>> START

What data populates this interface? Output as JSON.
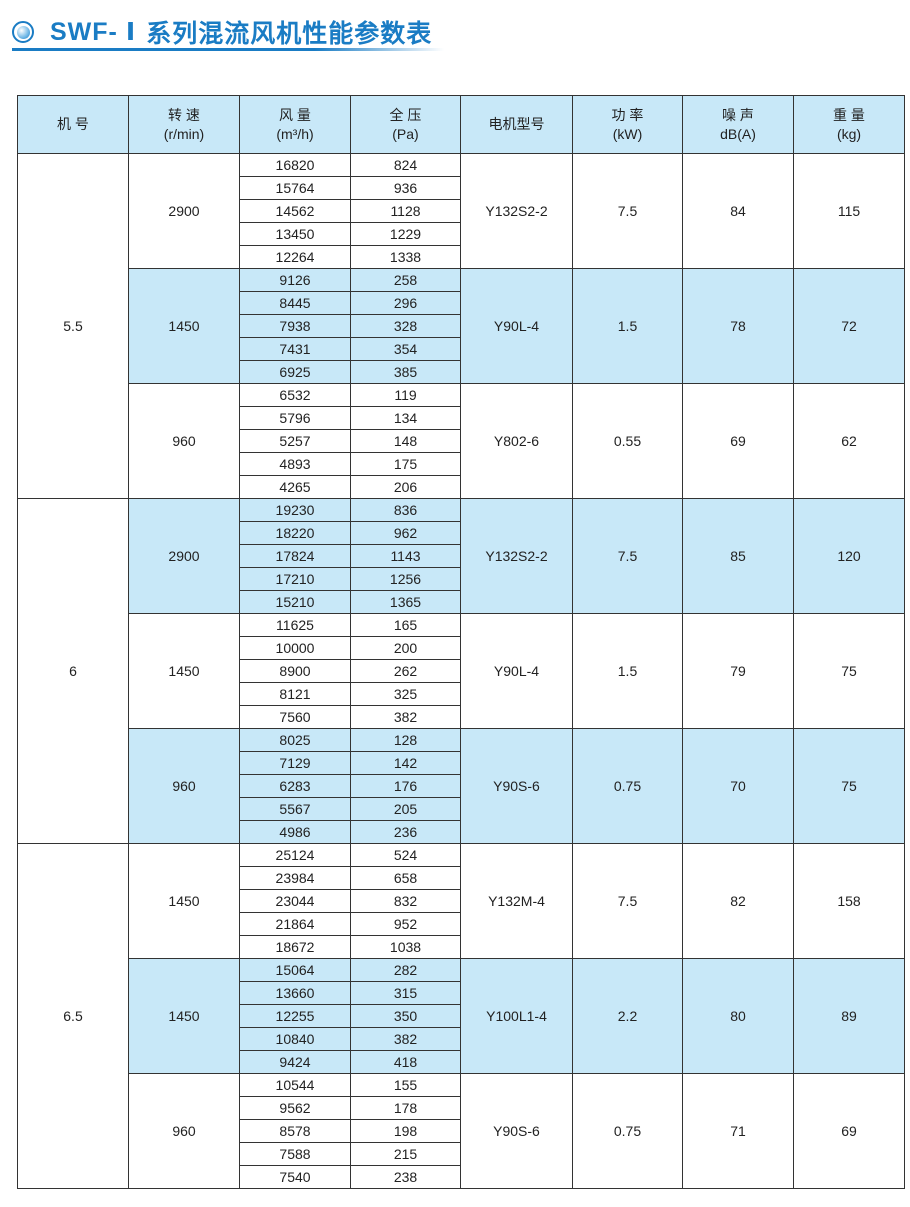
{
  "title": {
    "prefix": "SWF-",
    "roman": "Ⅰ",
    "text": "系列混流风机性能参数表"
  },
  "colors": {
    "accent": "#1a7cc4",
    "shade": "#c8e8f8"
  },
  "headers": [
    [
      "机 号",
      ""
    ],
    [
      "转 速",
      "(r/min)"
    ],
    [
      "风 量",
      "(m³/h)"
    ],
    [
      "全 压",
      "(Pa)"
    ],
    [
      "电机型号",
      ""
    ],
    [
      "功 率",
      "(kW)"
    ],
    [
      "噪 声",
      "dB(A)"
    ],
    [
      "重 量",
      "(kg)"
    ]
  ],
  "models": [
    {
      "no": "5.5",
      "groups": [
        {
          "speed": "2900",
          "flow": [
            "16820",
            "15764",
            "14562",
            "13450",
            "12264"
          ],
          "pressure": [
            "824",
            "936",
            "1128",
            "1229",
            "1338"
          ],
          "motor": "Y132S2-2",
          "power": "7.5",
          "noise": "84",
          "weight": "115",
          "shaded": false
        },
        {
          "speed": "1450",
          "flow": [
            "9126",
            "8445",
            "7938",
            "7431",
            "6925"
          ],
          "pressure": [
            "258",
            "296",
            "328",
            "354",
            "385"
          ],
          "motor": "Y90L-4",
          "power": "1.5",
          "noise": "78",
          "weight": "72",
          "shaded": true
        },
        {
          "speed": "960",
          "flow": [
            "6532",
            "5796",
            "5257",
            "4893",
            "4265"
          ],
          "pressure": [
            "119",
            "134",
            "148",
            "175",
            "206"
          ],
          "motor": "Y802-6",
          "power": "0.55",
          "noise": "69",
          "weight": "62",
          "shaded": false
        }
      ]
    },
    {
      "no": "6",
      "groups": [
        {
          "speed": "2900",
          "flow": [
            "19230",
            "18220",
            "17824",
            "17210",
            "15210"
          ],
          "pressure": [
            "836",
            "962",
            "1143",
            "1256",
            "1365"
          ],
          "motor": "Y132S2-2",
          "power": "7.5",
          "noise": "85",
          "weight": "120",
          "shaded": true
        },
        {
          "speed": "1450",
          "flow": [
            "11625",
            "10000",
            "8900",
            "8121",
            "7560"
          ],
          "pressure": [
            "165",
            "200",
            "262",
            "325",
            "382"
          ],
          "motor": "Y90L-4",
          "power": "1.5",
          "noise": "79",
          "weight": "75",
          "shaded": false
        },
        {
          "speed": "960",
          "flow": [
            "8025",
            "7129",
            "6283",
            "5567",
            "4986"
          ],
          "pressure": [
            "128",
            "142",
            "176",
            "205",
            "236"
          ],
          "motor": "Y90S-6",
          "power": "0.75",
          "noise": "70",
          "weight": "75",
          "shaded": true
        }
      ]
    },
    {
      "no": "6.5",
      "groups": [
        {
          "speed": "1450",
          "flow": [
            "25124",
            "23984",
            "23044",
            "21864",
            "18672"
          ],
          "pressure": [
            "524",
            "658",
            "832",
            "952",
            "1038"
          ],
          "motor": "Y132M-4",
          "power": "7.5",
          "noise": "82",
          "weight": "158",
          "shaded": false
        },
        {
          "speed": "1450",
          "flow": [
            "15064",
            "13660",
            "12255",
            "10840",
            "9424"
          ],
          "pressure": [
            "282",
            "315",
            "350",
            "382",
            "418"
          ],
          "motor": "Y100L1-4",
          "power": "2.2",
          "noise": "80",
          "weight": "89",
          "shaded": true
        },
        {
          "speed": "960",
          "flow": [
            "10544",
            "9562",
            "8578",
            "7588",
            "7540"
          ],
          "pressure": [
            "155",
            "178",
            "198",
            "215",
            "238"
          ],
          "motor": "Y90S-6",
          "power": "0.75",
          "noise": "71",
          "weight": "69",
          "shaded": false
        }
      ]
    }
  ]
}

>> END

* Exercise objective
Every line containing the string "noise" must be listed.

* Response below
          "noise": "84",
          "noise": "78",
          "noise": "69",
          "noise": "85",
          "noise": "79",
          "noise": "70",
          "noise": "82",
          "noise": "80",
          "noise": "71",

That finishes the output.